Write out each line in which the string "Minako" is present.

>> START GIVEN RECORDS

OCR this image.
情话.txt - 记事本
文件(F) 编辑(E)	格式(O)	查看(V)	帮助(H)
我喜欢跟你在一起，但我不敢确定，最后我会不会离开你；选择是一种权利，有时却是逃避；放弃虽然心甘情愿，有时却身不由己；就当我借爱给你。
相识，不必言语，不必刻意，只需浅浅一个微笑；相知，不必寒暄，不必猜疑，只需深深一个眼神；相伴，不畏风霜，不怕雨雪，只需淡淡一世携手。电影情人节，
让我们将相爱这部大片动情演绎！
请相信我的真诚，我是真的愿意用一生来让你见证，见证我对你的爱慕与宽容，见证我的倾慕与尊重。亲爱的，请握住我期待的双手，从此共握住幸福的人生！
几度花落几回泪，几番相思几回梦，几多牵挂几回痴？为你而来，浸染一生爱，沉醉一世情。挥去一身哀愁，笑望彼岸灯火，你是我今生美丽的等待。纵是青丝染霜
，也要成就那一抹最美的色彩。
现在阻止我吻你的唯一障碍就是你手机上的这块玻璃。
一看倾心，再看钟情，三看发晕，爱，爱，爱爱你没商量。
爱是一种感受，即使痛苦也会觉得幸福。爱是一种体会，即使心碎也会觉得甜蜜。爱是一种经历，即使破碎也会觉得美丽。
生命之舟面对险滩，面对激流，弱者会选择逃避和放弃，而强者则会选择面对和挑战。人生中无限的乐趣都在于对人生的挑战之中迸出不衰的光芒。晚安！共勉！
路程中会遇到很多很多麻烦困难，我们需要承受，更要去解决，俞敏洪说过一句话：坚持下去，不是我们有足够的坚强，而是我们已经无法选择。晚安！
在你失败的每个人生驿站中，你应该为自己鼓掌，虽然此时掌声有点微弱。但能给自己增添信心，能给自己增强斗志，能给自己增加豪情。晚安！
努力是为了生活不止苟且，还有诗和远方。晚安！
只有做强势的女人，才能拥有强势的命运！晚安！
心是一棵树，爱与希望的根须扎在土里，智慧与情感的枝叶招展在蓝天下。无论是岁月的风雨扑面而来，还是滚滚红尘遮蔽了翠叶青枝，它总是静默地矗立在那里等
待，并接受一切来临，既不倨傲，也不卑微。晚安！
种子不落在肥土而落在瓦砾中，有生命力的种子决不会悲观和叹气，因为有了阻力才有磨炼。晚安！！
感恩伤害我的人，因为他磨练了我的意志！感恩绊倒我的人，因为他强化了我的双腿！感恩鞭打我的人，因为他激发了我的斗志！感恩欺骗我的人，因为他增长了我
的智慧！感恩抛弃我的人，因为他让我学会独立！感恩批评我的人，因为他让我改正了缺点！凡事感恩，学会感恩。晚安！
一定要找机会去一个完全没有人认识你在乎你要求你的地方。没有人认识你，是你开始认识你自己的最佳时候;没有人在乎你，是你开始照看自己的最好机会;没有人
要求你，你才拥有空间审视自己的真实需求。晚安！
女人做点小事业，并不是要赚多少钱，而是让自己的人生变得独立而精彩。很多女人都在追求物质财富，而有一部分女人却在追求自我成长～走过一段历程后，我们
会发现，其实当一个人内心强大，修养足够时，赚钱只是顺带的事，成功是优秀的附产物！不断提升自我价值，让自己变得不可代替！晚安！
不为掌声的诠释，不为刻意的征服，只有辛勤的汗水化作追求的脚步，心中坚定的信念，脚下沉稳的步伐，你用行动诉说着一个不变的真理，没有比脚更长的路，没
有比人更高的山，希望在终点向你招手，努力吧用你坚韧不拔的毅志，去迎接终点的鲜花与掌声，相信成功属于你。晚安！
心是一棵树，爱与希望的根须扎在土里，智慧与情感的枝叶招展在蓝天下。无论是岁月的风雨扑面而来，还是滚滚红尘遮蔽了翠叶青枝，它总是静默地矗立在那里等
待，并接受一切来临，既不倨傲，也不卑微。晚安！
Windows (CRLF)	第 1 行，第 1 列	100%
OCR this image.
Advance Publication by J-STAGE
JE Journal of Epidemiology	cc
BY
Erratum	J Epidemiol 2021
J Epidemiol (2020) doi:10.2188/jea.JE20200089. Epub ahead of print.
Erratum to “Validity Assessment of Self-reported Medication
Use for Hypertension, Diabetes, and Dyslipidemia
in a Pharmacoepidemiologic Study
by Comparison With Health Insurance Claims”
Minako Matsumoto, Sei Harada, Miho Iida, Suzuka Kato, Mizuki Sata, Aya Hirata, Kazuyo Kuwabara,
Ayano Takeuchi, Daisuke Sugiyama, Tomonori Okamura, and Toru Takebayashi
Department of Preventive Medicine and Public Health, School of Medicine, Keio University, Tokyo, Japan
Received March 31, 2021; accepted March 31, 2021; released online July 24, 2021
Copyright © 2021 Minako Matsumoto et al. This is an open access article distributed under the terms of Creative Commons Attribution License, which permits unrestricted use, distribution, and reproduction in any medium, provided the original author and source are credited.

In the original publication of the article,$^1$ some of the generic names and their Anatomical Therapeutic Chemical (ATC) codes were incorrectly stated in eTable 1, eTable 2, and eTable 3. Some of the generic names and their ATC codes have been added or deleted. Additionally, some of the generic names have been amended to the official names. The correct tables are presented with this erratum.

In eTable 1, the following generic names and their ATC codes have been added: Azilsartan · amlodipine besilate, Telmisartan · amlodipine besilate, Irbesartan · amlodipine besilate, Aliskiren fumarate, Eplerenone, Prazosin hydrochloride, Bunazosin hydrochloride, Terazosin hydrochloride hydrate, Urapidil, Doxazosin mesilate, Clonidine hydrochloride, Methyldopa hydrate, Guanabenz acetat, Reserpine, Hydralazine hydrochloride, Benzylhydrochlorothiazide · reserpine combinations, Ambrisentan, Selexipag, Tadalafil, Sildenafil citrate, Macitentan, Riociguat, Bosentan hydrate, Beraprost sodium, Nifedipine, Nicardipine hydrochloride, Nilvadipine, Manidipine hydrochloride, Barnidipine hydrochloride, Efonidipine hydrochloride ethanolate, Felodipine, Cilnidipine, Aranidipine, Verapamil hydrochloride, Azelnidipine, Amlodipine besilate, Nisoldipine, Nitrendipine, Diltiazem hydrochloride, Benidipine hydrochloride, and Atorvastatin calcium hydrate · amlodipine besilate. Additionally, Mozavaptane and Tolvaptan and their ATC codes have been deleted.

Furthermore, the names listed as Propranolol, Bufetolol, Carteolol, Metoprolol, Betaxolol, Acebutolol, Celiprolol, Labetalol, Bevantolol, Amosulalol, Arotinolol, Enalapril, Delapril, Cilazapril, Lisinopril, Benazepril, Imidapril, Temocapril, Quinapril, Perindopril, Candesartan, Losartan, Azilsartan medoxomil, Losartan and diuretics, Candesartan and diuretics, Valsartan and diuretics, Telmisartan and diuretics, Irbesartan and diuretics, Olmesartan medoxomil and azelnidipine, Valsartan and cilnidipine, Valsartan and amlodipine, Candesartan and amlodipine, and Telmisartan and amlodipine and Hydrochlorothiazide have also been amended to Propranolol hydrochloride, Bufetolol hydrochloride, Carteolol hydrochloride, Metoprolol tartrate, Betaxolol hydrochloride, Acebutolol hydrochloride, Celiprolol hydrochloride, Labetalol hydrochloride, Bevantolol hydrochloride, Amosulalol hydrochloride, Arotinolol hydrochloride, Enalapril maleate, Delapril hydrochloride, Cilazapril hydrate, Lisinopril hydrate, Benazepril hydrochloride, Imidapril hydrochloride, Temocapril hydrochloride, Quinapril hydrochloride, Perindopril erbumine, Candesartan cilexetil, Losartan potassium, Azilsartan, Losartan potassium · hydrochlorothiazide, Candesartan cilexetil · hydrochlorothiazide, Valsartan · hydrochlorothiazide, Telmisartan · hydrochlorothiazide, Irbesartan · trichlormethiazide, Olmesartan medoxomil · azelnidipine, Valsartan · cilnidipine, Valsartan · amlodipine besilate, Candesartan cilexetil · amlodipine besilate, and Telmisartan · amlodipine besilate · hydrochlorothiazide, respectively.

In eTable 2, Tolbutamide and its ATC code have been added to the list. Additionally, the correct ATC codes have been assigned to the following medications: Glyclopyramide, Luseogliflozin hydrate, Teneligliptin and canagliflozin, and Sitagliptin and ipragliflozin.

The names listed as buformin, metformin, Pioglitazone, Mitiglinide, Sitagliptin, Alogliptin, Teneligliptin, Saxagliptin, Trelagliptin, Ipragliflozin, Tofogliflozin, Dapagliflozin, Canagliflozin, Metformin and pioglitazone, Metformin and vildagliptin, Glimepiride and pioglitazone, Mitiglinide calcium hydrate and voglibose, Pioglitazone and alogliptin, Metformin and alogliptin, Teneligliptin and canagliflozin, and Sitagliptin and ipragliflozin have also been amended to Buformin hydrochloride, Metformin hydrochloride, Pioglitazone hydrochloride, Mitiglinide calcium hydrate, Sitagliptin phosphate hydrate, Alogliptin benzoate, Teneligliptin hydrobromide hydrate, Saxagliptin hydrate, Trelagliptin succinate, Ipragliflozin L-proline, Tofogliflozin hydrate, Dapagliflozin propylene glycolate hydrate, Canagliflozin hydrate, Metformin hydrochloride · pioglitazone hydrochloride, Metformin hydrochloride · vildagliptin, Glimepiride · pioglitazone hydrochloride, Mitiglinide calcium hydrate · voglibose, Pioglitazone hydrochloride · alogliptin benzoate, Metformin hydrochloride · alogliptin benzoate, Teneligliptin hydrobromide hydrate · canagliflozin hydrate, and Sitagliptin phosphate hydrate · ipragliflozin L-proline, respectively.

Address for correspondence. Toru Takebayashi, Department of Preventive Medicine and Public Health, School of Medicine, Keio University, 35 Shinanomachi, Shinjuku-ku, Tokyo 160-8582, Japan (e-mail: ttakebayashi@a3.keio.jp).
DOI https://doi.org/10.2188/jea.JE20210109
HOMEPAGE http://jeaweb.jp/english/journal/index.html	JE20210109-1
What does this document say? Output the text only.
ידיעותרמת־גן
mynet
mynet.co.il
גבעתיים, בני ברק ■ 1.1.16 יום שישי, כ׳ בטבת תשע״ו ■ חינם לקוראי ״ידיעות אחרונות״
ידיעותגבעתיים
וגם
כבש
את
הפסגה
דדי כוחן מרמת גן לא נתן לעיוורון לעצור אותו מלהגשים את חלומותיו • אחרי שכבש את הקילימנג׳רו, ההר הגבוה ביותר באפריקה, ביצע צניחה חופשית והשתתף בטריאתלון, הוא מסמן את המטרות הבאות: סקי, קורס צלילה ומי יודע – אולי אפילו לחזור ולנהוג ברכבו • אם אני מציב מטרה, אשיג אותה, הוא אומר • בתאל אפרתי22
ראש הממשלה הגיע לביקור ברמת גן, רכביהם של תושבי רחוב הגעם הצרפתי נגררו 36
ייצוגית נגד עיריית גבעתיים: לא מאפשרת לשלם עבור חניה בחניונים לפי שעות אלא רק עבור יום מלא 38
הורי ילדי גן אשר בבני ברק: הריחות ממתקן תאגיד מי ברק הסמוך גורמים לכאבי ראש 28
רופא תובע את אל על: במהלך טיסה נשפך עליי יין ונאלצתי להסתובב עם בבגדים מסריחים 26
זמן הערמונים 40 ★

>> END GIVEN RECORDS

**SOLUTION:**
Minako Matsumoto, Sei Harada, Miho Iida, Suzuka Kato, Mizuki Sata, Aya Hirata, Kazuyo Kuwabara,
Copyright © 2021 Minako Matsumoto et al. This is an open access article distributed under the terms of Creative Commons Attribution License, which permits unrestricted use, distribution, and reproduction in any medium, provided the original author and source are credited.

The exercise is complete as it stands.